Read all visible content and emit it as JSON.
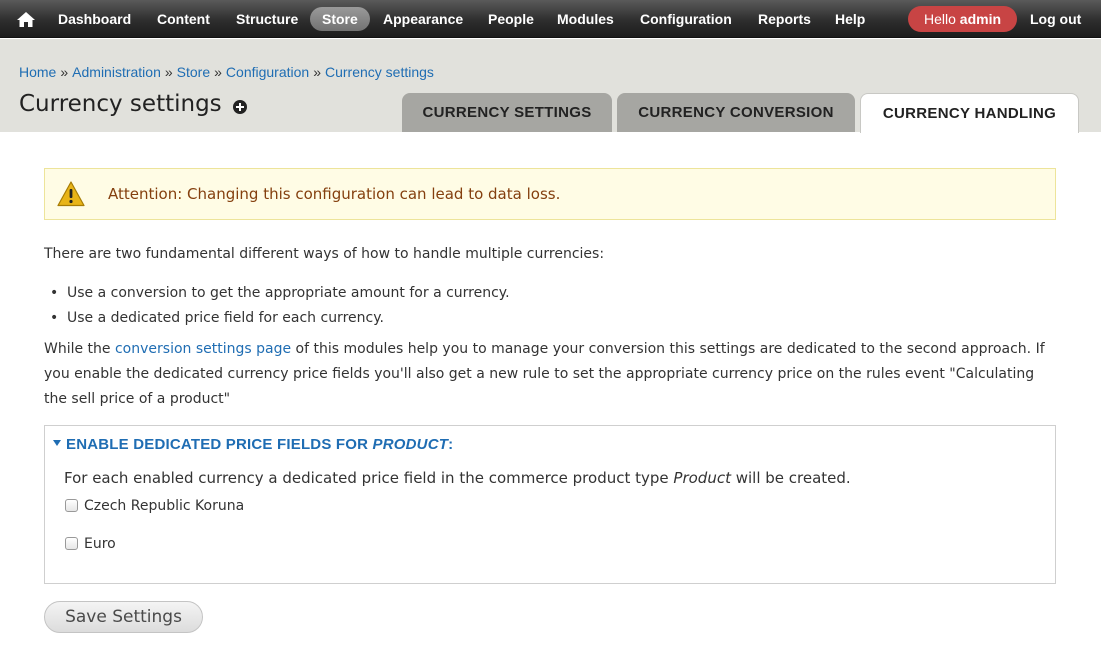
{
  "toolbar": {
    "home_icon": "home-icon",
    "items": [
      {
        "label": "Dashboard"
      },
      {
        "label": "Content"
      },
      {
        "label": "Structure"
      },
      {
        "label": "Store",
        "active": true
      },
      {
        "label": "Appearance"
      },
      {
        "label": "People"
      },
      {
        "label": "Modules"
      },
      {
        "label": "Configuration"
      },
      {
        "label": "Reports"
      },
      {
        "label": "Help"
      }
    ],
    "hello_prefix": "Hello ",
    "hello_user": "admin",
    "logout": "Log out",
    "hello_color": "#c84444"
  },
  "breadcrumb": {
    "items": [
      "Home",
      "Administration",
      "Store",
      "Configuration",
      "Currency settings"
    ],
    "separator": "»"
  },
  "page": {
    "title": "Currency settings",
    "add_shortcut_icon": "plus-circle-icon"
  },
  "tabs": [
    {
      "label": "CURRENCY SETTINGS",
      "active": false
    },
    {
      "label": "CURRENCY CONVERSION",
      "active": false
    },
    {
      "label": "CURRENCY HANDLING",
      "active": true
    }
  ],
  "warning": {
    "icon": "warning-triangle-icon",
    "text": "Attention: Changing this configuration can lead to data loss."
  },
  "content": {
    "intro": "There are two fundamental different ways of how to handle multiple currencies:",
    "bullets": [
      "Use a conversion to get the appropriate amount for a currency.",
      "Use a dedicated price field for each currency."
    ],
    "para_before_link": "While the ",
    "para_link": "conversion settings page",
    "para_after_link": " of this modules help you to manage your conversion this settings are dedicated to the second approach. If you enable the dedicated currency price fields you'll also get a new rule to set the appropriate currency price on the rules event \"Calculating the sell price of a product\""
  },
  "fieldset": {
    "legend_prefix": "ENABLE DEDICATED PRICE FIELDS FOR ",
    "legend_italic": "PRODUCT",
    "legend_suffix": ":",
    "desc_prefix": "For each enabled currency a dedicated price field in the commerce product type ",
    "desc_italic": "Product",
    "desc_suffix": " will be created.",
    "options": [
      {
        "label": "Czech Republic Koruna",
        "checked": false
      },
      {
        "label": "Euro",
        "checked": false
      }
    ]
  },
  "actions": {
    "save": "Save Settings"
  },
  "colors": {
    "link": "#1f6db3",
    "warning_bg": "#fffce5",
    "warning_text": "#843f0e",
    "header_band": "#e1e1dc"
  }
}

########################################

Problem requirements: Pull out all lines of the data with the string "each".

Full output:
      "Use a dedicated price field for each currency."
    "desc_prefix": "For each enabled currency a dedicated price field in the commerce product type ",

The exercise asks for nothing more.